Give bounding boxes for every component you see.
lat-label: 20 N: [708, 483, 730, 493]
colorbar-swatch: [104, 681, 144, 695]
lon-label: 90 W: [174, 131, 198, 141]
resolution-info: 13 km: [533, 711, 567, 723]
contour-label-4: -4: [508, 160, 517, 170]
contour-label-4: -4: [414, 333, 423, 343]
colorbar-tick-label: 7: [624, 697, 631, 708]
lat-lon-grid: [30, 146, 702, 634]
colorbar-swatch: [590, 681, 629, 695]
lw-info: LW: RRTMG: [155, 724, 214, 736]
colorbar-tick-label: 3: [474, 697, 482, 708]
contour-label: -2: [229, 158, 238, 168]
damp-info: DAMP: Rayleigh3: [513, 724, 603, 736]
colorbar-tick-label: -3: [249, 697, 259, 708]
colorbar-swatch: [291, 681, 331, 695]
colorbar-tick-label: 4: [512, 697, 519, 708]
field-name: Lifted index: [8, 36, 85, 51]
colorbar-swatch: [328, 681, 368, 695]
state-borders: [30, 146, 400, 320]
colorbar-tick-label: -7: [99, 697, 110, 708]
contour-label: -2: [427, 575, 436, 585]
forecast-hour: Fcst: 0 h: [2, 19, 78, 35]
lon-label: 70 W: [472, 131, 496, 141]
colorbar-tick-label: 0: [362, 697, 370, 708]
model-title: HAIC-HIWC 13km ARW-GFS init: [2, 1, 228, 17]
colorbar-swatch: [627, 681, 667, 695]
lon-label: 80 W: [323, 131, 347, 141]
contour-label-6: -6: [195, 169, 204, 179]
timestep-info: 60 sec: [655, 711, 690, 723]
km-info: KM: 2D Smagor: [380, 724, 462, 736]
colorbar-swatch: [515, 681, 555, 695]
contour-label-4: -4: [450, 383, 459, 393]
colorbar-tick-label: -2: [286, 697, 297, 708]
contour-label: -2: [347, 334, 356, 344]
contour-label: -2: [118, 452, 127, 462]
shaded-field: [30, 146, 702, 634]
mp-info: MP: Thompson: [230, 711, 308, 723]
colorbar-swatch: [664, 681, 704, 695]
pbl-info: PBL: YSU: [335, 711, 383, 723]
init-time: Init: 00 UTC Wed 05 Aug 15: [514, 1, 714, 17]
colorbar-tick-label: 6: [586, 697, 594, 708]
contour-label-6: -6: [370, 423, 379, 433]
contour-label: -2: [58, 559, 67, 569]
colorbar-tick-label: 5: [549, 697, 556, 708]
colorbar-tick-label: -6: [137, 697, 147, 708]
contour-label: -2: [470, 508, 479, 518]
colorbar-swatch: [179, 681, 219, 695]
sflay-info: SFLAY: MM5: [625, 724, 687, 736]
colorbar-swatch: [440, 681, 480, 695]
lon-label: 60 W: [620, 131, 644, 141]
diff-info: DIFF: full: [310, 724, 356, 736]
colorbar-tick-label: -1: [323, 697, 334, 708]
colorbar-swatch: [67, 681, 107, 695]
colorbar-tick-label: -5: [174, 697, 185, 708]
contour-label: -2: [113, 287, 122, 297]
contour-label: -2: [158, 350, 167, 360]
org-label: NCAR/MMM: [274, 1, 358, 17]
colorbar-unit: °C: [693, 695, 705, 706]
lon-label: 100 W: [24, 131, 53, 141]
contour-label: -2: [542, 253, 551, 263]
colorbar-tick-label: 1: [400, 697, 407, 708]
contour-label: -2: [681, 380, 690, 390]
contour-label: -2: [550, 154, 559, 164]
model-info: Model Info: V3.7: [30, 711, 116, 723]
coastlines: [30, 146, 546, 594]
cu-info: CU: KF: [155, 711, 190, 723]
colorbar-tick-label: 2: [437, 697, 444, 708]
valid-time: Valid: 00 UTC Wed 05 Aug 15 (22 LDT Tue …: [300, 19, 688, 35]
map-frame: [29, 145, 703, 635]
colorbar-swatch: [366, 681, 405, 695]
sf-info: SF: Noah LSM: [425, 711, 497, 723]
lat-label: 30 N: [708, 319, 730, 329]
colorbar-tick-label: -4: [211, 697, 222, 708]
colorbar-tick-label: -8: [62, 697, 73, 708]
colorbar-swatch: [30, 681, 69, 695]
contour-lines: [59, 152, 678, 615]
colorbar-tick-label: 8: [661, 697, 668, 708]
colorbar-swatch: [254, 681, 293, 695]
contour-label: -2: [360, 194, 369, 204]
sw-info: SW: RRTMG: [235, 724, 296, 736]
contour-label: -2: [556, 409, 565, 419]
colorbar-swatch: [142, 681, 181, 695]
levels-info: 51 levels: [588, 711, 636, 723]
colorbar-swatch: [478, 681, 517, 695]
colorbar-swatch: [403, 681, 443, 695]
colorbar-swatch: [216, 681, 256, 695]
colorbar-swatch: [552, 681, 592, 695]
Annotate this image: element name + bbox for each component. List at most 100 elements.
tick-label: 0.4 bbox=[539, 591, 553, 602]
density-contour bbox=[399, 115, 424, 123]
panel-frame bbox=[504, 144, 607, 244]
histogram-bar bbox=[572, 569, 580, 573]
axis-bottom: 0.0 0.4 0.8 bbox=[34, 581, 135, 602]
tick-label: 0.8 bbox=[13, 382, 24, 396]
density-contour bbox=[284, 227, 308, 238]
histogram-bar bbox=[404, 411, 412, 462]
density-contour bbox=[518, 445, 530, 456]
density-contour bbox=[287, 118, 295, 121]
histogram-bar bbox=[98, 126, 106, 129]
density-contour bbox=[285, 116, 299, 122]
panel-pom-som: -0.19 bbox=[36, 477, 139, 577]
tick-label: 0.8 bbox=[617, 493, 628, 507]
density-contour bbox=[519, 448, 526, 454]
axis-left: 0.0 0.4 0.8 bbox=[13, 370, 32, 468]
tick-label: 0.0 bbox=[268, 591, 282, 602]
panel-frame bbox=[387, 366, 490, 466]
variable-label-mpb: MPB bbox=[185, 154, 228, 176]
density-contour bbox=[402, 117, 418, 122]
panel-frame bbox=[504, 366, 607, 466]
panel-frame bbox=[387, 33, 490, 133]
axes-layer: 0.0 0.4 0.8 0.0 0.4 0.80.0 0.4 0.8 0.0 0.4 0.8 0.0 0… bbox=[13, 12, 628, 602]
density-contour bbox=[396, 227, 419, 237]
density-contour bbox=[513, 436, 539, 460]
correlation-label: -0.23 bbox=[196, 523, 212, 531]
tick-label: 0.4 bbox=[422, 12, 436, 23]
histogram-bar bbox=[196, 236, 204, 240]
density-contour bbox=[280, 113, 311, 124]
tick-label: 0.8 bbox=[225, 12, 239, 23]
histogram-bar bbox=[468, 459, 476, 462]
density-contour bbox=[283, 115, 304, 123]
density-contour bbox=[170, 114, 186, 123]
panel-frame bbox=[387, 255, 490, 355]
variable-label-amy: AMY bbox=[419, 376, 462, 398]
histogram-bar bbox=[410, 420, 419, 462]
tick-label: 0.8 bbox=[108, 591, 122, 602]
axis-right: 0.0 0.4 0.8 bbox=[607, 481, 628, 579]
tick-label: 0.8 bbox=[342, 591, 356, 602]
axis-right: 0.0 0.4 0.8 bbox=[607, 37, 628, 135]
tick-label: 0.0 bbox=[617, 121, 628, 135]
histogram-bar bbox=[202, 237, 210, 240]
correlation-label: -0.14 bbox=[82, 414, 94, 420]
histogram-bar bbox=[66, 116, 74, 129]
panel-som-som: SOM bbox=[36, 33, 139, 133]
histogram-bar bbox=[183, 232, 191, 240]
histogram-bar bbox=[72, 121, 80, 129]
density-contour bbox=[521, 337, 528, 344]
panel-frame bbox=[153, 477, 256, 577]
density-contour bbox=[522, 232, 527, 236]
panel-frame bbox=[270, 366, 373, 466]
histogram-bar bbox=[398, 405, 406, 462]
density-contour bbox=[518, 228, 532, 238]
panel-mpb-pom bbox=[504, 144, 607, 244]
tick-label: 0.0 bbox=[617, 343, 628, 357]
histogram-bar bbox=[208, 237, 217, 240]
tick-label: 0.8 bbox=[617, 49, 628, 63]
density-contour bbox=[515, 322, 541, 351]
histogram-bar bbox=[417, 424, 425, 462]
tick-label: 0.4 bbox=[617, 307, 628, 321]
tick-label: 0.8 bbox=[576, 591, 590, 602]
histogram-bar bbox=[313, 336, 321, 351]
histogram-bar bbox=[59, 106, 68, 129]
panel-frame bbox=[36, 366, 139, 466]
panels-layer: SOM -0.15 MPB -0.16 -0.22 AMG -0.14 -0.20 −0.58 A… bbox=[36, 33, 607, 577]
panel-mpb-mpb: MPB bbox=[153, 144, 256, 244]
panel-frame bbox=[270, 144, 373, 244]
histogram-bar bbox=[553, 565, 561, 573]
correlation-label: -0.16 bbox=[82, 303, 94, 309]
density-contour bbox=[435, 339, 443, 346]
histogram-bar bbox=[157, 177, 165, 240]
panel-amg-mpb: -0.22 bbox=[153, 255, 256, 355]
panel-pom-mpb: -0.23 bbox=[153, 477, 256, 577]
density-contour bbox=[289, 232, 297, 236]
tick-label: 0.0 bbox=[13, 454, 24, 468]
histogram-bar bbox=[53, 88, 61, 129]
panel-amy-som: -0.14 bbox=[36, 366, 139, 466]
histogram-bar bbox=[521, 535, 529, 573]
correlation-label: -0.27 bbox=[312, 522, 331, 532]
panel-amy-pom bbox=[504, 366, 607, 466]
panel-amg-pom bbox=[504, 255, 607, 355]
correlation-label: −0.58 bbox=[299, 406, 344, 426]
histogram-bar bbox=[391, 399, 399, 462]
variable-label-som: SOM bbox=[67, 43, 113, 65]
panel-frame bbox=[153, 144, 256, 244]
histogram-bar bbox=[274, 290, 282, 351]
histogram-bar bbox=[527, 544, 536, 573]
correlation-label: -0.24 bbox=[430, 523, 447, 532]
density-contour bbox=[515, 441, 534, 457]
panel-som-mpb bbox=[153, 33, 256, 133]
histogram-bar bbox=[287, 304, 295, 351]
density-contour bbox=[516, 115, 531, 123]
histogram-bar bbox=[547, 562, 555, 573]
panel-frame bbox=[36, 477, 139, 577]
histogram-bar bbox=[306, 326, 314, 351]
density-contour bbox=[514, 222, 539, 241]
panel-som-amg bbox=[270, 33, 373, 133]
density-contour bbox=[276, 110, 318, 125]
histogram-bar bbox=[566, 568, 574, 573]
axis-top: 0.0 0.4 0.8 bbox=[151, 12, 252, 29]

┄┄┄┄┄┄

WHAT THE TASK REQUIRES - Render the items from the first line through the line containing "contour-label: -2: [229, 158, 238, 168]" as a Markdown table with two columns: Row, holding the row number, and Line, holding the line itself. Include both end lines and omit any blank lines.

RESPONSE -
| Row | Line |
|---|---|
| 1 | Give bounding boxes for every component you see. |
| 2 | lat-label: 20 N: [708, 483, 730, 493] |
| 3 | colorbar-swatch: [104, 681, 144, 695] |
| 4 | lon-label: 90 W: [174, 131, 198, 141] |
| 5 | resolution-info: 13 km: [533, 711, 567, 723] |
| 6 | contour-label-4: -4: [508, 160, 517, 170] |
| 7 | contour-label-4: -4: [414, 333, 423, 343] |
| 8 | colorbar-tick-label: 7: [624, 697, 631, 708] |
| 9 | lat-lon-grid: [30, 146, 702, 634] |
| 10 | colorbar-swatch: [590, 681, 629, 695] |
| 11 | lw-info: LW: RRTMG: [155, 724, 214, 736] |
| 12 | colorbar-tick-label: 3: [474, 697, 482, 708] |
| 13 | contour-label: -2: [229, 158, 238, 168] |